** Start of Data supplied **
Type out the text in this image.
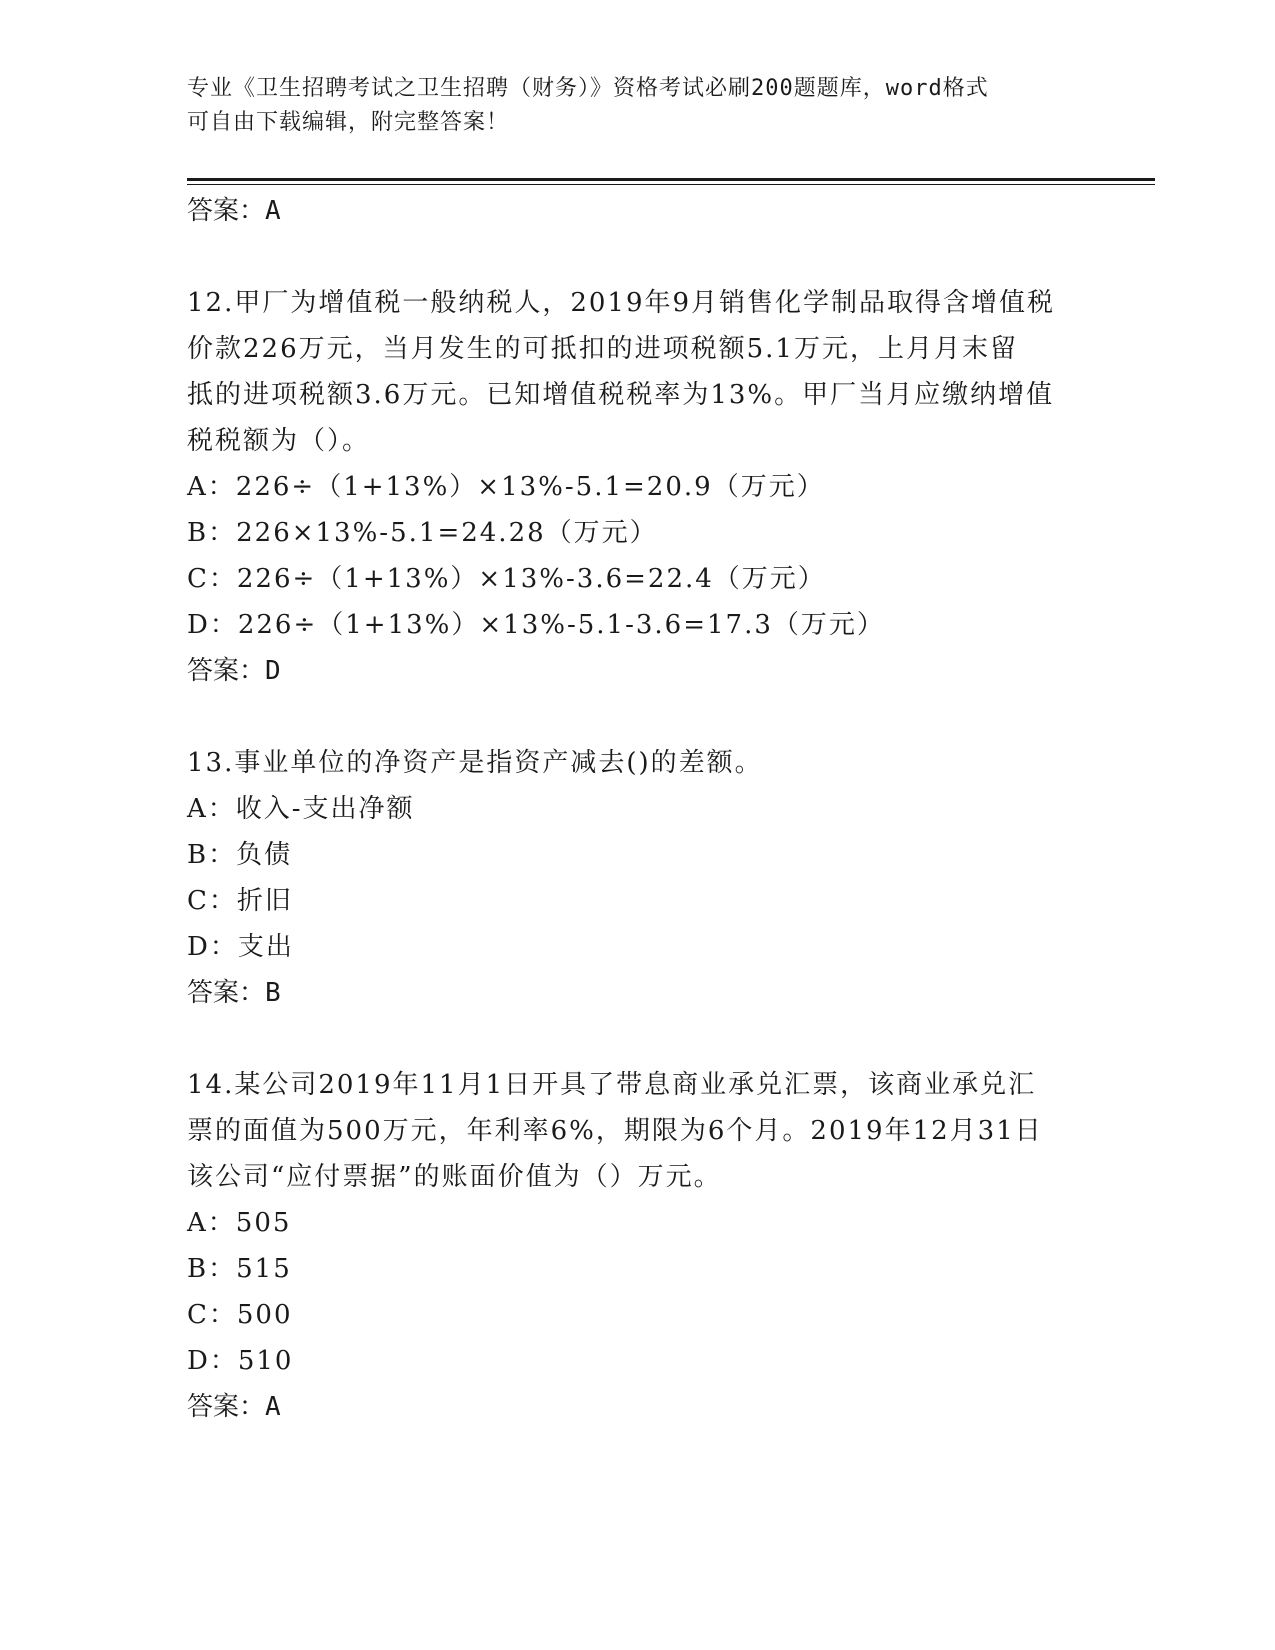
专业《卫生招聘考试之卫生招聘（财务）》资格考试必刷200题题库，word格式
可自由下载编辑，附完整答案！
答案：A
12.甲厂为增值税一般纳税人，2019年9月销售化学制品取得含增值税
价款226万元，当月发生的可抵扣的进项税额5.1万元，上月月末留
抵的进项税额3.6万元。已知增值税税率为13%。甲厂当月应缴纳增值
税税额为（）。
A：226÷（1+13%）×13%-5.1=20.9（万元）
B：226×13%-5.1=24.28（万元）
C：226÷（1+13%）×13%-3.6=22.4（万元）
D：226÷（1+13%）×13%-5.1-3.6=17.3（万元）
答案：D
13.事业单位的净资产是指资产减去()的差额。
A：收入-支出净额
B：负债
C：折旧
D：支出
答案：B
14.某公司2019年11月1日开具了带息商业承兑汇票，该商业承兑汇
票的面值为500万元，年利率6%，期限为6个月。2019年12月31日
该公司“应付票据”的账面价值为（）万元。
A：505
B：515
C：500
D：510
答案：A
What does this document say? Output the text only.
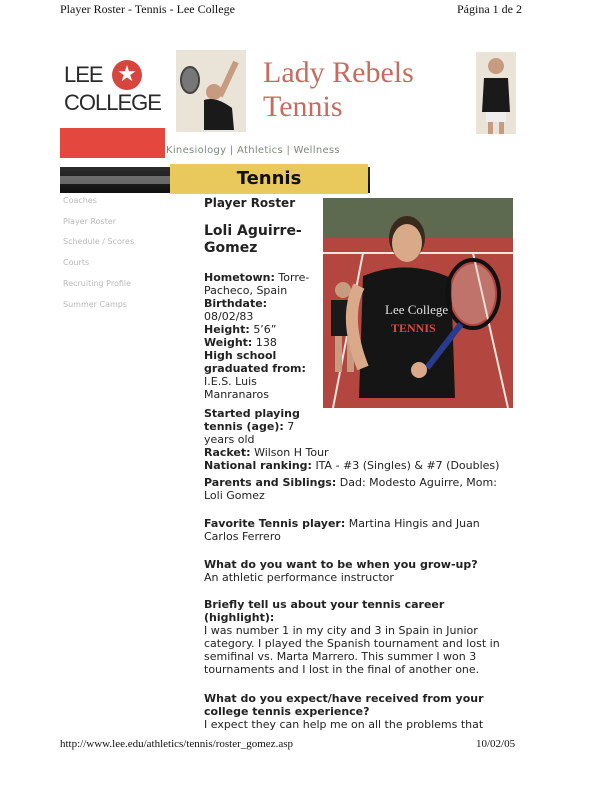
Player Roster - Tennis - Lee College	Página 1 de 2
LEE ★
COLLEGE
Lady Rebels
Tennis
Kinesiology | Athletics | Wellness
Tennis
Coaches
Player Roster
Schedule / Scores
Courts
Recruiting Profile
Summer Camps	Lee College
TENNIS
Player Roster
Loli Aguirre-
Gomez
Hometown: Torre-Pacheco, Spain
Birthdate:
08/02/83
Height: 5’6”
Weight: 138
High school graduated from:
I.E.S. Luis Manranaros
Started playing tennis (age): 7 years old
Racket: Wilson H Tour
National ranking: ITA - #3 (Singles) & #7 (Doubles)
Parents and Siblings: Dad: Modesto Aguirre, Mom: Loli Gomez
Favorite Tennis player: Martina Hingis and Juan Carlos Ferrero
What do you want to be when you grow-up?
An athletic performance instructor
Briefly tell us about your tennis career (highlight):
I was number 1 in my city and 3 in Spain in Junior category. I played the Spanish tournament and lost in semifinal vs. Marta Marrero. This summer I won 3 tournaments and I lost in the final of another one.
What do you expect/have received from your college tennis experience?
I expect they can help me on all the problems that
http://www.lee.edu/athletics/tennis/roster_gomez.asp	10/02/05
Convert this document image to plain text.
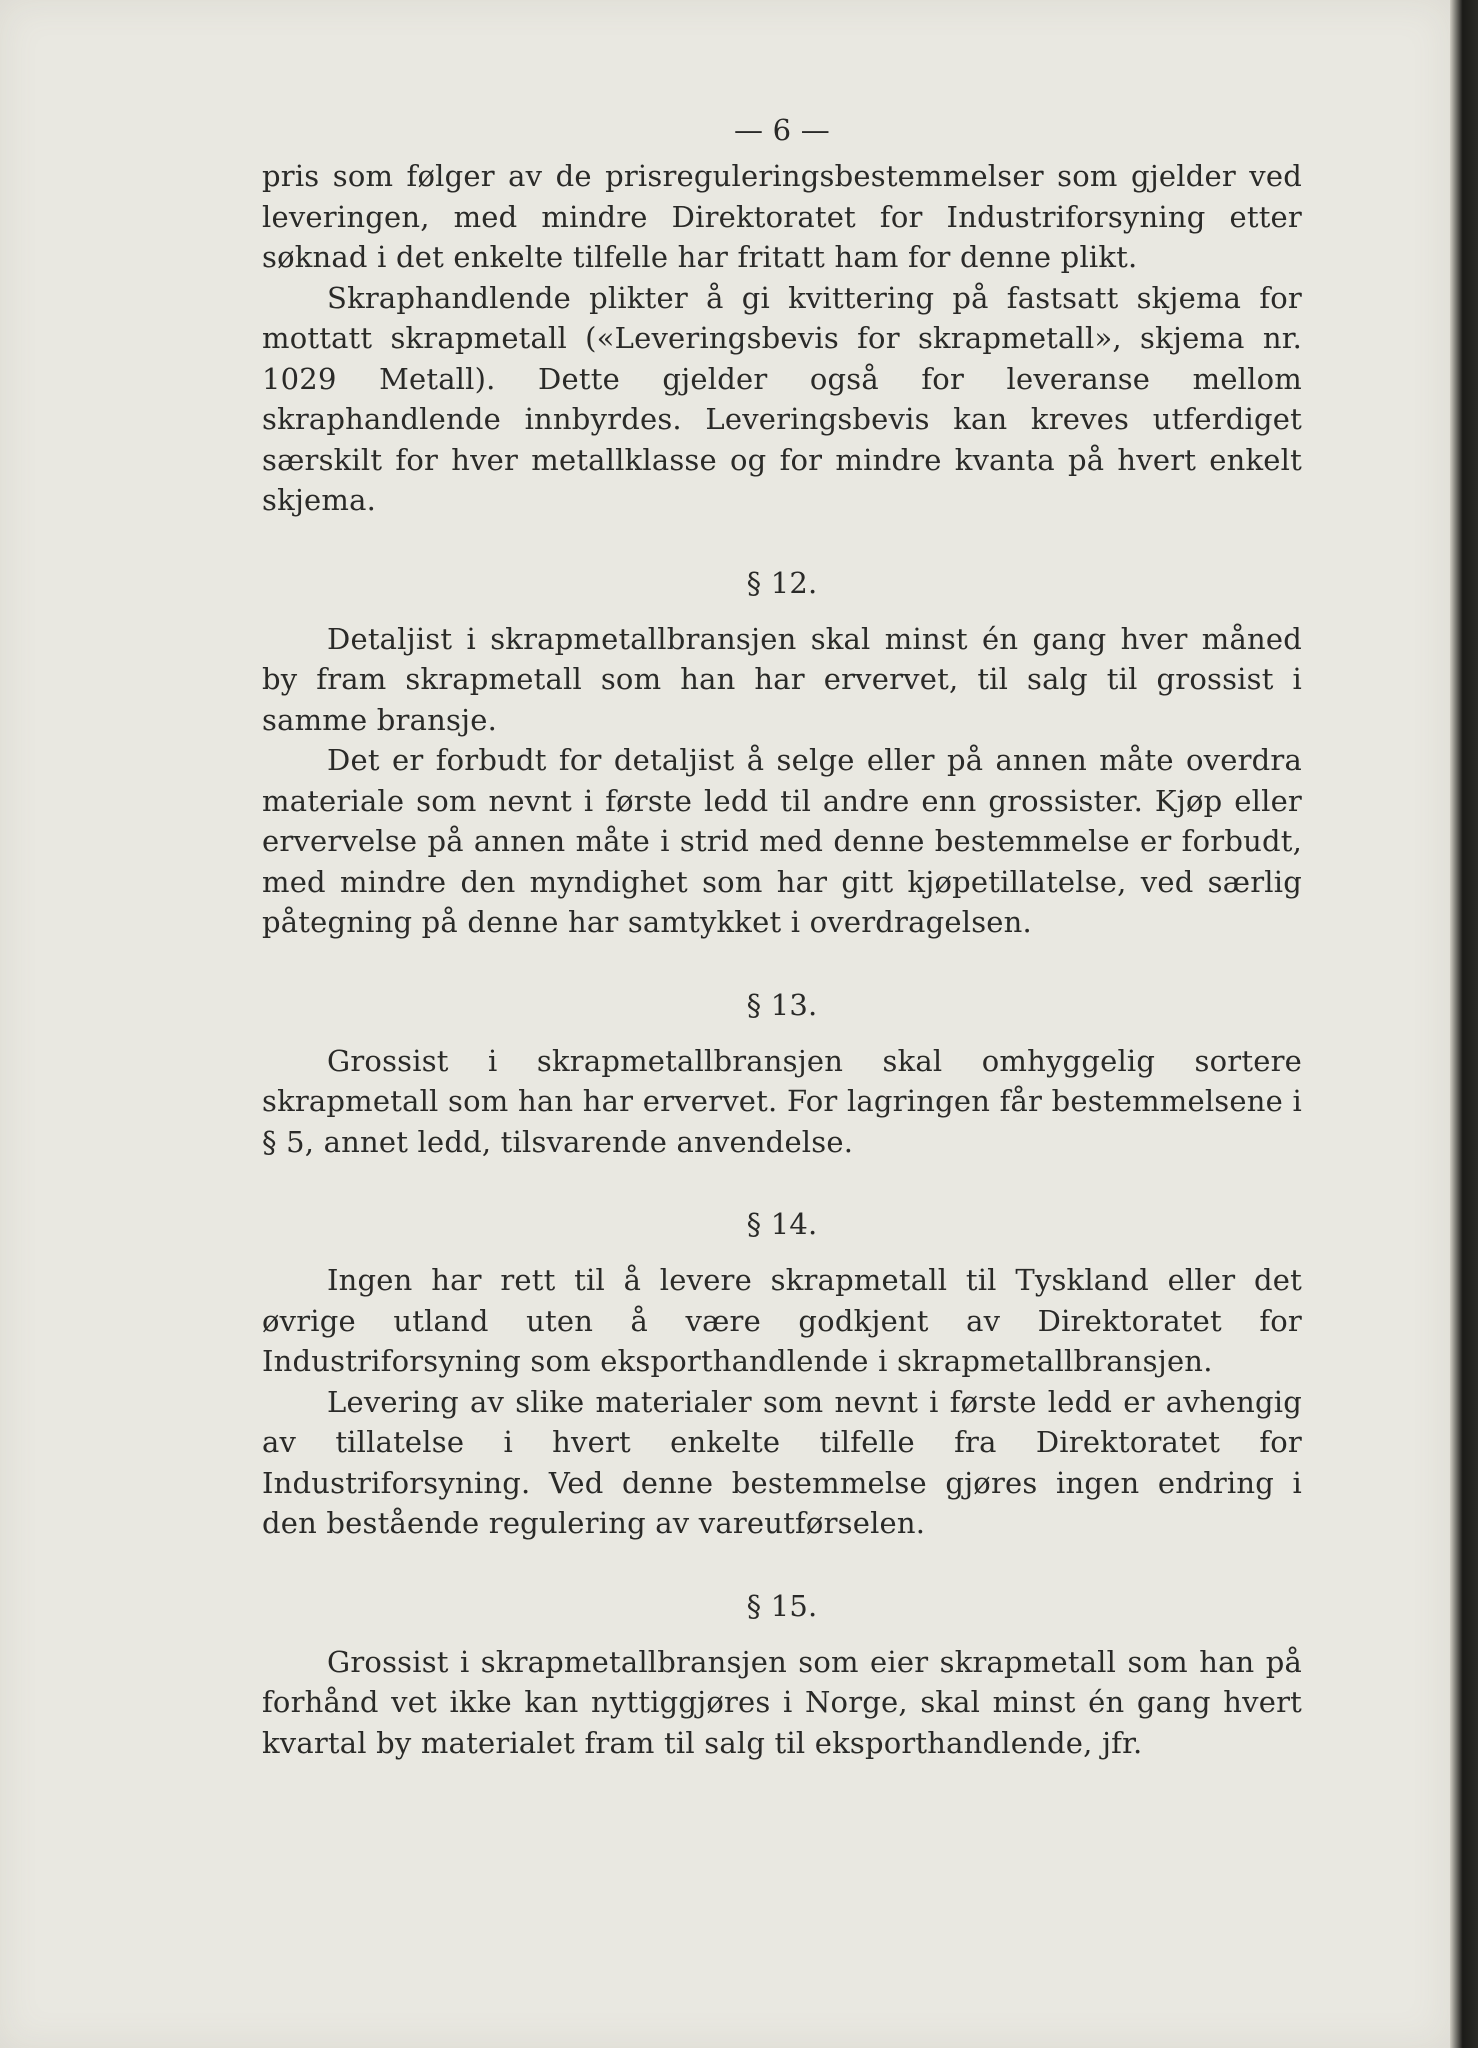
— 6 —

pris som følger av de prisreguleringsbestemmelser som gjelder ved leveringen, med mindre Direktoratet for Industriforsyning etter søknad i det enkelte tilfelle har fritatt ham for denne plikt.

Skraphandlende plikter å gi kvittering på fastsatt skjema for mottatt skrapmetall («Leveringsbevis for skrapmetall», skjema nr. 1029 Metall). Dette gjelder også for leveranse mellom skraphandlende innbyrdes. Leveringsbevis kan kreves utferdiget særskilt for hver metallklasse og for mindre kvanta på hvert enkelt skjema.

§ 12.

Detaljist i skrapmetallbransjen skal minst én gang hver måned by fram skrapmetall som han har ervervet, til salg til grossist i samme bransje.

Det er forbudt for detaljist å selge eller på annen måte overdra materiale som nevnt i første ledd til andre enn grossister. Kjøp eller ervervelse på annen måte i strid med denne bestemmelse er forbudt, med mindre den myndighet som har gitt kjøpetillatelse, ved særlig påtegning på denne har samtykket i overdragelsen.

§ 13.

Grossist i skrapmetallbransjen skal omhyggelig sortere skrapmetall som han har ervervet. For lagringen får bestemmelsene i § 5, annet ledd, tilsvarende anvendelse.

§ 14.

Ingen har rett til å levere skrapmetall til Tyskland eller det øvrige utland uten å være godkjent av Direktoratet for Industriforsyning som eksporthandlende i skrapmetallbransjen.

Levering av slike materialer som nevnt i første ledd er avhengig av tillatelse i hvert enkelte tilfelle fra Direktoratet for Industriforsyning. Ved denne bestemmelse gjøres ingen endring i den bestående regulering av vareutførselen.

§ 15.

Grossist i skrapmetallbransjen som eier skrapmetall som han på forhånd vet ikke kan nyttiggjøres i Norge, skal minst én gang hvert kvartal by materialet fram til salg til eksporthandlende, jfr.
** End of Data supplied **
Take the data above and repeat it exactly, leaving each picture out.

Type out the text in this image.
专业《卫生招聘考试之卫生招聘（财务）》资格考试必刷200题题库，word格式
可自由下载编辑，附完整答案！
答案：A
12.甲厂为增值税一般纳税人，2019年9月销售化学制品取得含增值税
价款226万元，当月发生的可抵扣的进项税额5.1万元，上月月末留
抵的进项税额3.6万元。已知增值税税率为13%。甲厂当月应缴纳增值
税税额为（）。
A：226÷（1+13%）×13%-5.1=20.9（万元）
B：226×13%-5.1=24.28（万元）
C：226÷（1+13%）×13%-3.6=22.4（万元）
D：226÷（1+13%）×13%-5.1-3.6=17.3（万元）
答案：D
13.事业单位的净资产是指资产减去()的差额。
A：收入-支出净额
B：负债
C：折旧
D：支出
答案：B
14.某公司2019年11月1日开具了带息商业承兑汇票，该商业承兑汇
票的面值为500万元，年利率6%，期限为6个月。2019年12月31日
该公司“应付票据”的账面价值为（）万元。
A：505
B：515
C：500
D：510
答案：A
What does this document say? Output the text only.
Player Roster - Tennis - Lee College	Página 1 de 2
LEE ★
COLLEGE
Lady Rebels
Tennis
Kinesiology | Athletics | Wellness
Tennis
Coaches
Player Roster
Schedule / Scores
Courts
Recruiting Profile
Summer Camps	Lee College
TENNIS
Player Roster
Loli Aguirre-
Gomez
Hometown: Torre-Pacheco, Spain
Birthdate:
08/02/83
Height: 5’6”
Weight: 138
High school graduated from:
I.E.S. Luis Manranaros
Started playing tennis (age): 7 years old
Racket: Wilson H Tour
National ranking: ITA - #3 (Singles) & #7 (Doubles)
Parents and Siblings: Dad: Modesto Aguirre, Mom: Loli Gomez
Favorite Tennis player: Martina Hingis and Juan Carlos Ferrero
What do you want to be when you grow-up?
An athletic performance instructor
Briefly tell us about your tennis career (highlight):
I was number 1 in my city and 3 in Spain in Junior category. I played the Spanish tournament and lost in semifinal vs. Marta Marrero. This summer I won 3 tournaments and I lost in the final of another one.
What do you expect/have received from your college tennis experience?
I expect they can help me on all the problems that
http://www.lee.edu/athletics/tennis/roster_gomez.asp	10/02/05
Convert this document image to plain text.
— 6 —

pris som følger av de prisreguleringsbestemmelser som gjelder ved leveringen, med mindre Direktoratet for Industriforsyning etter søknad i det enkelte tilfelle har fritatt ham for denne plikt.

Skraphandlende plikter å gi kvittering på fastsatt skjema for mottatt skrapmetall («Leveringsbevis for skrapmetall», skjema nr. 1029 Metall). Dette gjelder også for leveranse mellom skraphandlende innbyrdes. Leveringsbevis kan kreves utferdiget særskilt for hver metallklasse og for mindre kvanta på hvert enkelt skjema.

§ 12.

Detaljist i skrapmetallbransjen skal minst én gang hver måned by fram skrapmetall som han har ervervet, til salg til grossist i samme bransje.

Det er forbudt for detaljist å selge eller på annen måte overdra materiale som nevnt i første ledd til andre enn grossister. Kjøp eller ervervelse på annen måte i strid med denne bestemmelse er forbudt, med mindre den myndighet som har gitt kjøpetillatelse, ved særlig påtegning på denne har samtykket i overdragelsen.

§ 13.

Grossist i skrapmetallbransjen skal omhyggelig sortere skrapmetall som han har ervervet. For lagringen får bestemmelsene i § 5, annet ledd, tilsvarende anvendelse.

§ 14.

Ingen har rett til å levere skrapmetall til Tyskland eller det øvrige utland uten å være godkjent av Direktoratet for Industriforsyning som eksporthandlende i skrapmetallbransjen.

Levering av slike materialer som nevnt i første ledd er avhengig av tillatelse i hvert enkelte tilfelle fra Direktoratet for Industriforsyning. Ved denne bestemmelse gjøres ingen endring i den bestående regulering av vareutførselen.

§ 15.

Grossist i skrapmetallbransjen som eier skrapmetall som han på forhånd vet ikke kan nyttiggjøres i Norge, skal minst én gang hvert kvartal by materialet fram til salg til eksporthandlende, jfr.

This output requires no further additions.